What is the number of lines containing the word "Tamil"? Please answer with that number and nothing more.

══════════

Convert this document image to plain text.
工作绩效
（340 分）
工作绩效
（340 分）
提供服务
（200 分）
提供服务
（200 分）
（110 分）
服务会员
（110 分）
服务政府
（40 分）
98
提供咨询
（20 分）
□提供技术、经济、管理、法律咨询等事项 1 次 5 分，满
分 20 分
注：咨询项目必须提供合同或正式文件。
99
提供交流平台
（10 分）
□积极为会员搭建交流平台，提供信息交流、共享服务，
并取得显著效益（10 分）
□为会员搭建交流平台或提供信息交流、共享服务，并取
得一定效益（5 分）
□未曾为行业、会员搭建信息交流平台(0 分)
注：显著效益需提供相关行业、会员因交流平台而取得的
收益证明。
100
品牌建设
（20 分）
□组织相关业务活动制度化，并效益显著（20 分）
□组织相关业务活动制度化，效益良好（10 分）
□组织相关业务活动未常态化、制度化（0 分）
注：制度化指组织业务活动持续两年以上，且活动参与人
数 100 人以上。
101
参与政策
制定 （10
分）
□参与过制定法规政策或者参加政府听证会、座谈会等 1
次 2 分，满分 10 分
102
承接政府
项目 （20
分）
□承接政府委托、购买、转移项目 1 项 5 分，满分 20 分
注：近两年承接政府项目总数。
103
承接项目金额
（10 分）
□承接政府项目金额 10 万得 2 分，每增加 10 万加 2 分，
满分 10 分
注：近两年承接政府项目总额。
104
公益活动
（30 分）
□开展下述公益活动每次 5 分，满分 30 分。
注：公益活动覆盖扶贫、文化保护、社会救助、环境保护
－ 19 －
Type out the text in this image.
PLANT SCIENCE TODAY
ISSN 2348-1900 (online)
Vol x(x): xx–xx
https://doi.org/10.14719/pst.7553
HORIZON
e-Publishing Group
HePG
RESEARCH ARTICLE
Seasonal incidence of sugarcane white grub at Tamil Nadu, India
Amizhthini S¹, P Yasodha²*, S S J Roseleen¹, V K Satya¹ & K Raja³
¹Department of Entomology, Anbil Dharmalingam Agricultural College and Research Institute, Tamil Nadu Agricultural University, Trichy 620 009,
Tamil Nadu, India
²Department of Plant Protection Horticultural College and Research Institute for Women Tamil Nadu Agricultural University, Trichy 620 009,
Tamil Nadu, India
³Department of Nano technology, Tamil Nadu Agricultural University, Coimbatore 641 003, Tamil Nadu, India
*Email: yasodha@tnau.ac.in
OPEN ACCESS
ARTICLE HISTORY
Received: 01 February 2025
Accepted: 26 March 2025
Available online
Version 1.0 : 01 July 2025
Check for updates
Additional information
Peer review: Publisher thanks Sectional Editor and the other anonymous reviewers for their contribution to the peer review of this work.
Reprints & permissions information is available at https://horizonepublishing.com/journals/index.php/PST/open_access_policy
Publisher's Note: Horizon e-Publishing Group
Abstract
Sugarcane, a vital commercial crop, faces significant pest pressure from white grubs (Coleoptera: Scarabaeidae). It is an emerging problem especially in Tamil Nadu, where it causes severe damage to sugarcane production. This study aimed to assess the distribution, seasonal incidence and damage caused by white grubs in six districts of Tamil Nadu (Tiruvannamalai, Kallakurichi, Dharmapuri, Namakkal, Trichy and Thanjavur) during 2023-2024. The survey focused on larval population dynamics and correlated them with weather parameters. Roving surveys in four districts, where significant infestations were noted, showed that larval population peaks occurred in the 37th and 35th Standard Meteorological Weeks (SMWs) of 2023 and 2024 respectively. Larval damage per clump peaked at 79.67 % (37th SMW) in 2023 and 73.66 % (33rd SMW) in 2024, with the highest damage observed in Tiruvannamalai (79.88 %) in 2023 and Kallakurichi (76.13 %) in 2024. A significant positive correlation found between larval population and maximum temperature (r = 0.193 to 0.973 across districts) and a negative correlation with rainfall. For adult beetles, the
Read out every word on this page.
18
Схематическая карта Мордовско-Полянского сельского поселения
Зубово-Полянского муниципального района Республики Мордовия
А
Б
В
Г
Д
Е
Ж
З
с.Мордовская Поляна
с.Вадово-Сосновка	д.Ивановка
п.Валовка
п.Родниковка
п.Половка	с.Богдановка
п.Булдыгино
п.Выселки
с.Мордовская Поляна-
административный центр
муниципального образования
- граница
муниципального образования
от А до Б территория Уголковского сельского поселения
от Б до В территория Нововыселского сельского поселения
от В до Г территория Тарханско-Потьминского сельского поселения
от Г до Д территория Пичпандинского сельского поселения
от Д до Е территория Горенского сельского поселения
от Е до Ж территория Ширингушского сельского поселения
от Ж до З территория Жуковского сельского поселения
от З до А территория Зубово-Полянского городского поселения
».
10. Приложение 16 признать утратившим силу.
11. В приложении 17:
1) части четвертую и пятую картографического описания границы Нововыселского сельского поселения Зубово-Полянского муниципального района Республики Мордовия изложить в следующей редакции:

══════════

■ Result
7